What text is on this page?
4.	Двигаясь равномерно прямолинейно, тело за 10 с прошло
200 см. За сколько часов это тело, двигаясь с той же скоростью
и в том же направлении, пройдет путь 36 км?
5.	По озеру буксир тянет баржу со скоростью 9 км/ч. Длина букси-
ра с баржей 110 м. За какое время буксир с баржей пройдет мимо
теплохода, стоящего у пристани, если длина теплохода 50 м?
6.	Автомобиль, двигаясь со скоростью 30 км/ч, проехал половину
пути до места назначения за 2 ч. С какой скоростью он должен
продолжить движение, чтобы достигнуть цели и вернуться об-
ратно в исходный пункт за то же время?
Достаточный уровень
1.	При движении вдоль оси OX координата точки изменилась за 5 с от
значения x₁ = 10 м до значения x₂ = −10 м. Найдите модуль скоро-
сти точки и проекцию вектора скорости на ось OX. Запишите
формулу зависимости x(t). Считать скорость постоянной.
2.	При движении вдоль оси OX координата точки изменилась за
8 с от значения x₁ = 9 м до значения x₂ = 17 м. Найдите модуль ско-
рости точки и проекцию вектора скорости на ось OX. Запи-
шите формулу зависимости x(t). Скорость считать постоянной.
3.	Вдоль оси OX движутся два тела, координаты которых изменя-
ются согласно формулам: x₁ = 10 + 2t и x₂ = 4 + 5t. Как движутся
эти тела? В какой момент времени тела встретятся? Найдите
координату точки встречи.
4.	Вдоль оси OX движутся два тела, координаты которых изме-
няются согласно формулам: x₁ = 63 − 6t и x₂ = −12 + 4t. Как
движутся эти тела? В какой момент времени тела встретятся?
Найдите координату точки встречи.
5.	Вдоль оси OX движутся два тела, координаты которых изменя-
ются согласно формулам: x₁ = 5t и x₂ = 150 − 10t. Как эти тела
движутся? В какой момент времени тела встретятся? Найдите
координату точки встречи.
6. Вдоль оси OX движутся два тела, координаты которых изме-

**Exercise task**.
From the listing, copy every line where the string "формулу" appears.

**Task result**.
формулу зависимости x(t). Считать скорость постоянной.
шите формулу зависимости x(t). Скорость считать постоянной.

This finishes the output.